* Short task
Reply with one number: how many lines contain the word "this".
++++ Information supplied ++++
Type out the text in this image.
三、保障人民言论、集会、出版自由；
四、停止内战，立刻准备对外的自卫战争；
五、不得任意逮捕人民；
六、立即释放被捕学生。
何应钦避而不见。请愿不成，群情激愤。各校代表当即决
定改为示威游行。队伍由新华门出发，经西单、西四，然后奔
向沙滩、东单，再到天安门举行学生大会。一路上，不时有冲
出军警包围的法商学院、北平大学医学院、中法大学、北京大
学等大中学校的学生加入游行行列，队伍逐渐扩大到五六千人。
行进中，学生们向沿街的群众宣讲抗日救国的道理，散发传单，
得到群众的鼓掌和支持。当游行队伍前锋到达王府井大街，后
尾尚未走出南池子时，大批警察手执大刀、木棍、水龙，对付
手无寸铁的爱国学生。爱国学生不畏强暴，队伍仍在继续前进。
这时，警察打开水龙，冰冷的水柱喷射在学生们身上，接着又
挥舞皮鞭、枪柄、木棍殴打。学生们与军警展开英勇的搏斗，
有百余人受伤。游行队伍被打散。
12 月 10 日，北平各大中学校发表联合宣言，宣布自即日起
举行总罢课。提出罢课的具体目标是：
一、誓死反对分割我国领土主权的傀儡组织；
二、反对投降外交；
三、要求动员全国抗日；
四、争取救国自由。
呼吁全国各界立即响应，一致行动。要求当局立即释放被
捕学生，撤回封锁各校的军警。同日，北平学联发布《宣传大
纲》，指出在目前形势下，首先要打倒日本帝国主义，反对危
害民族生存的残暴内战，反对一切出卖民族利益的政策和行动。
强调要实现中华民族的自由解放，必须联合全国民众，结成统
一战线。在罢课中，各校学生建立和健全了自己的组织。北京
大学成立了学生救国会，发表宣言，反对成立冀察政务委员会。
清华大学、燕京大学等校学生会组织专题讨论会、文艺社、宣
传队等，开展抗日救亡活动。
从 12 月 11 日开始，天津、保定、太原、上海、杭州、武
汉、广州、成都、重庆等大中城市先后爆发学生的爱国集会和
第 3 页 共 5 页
++++
++++ Information supplied ++++
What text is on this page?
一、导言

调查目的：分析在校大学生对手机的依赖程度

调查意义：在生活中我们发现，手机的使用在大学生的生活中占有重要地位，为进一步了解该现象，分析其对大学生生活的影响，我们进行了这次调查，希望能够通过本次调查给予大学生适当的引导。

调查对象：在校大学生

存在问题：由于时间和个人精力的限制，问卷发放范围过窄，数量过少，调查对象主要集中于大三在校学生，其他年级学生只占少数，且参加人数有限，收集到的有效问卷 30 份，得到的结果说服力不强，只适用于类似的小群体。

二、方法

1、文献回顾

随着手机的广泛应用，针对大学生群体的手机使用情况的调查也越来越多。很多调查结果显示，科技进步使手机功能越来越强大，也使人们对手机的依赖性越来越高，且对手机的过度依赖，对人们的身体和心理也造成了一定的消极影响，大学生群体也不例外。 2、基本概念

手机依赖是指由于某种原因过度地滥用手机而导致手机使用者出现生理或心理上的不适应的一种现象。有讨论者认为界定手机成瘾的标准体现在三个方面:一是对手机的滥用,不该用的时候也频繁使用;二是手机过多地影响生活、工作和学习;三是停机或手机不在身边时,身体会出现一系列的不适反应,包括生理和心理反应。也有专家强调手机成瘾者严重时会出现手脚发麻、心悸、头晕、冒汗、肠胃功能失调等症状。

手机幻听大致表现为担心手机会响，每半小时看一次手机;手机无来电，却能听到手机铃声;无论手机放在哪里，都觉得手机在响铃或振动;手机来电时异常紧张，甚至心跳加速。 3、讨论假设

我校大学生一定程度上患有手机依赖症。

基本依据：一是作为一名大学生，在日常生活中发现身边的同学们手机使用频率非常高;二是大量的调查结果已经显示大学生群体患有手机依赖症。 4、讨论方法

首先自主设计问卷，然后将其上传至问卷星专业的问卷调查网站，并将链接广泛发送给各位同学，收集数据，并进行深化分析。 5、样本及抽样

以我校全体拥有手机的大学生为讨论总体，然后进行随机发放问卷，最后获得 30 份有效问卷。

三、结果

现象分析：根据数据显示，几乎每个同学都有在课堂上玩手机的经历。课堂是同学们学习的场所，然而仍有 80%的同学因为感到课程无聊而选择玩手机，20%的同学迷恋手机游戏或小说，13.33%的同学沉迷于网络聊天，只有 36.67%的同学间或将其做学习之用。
++++
* Output of the exercise
2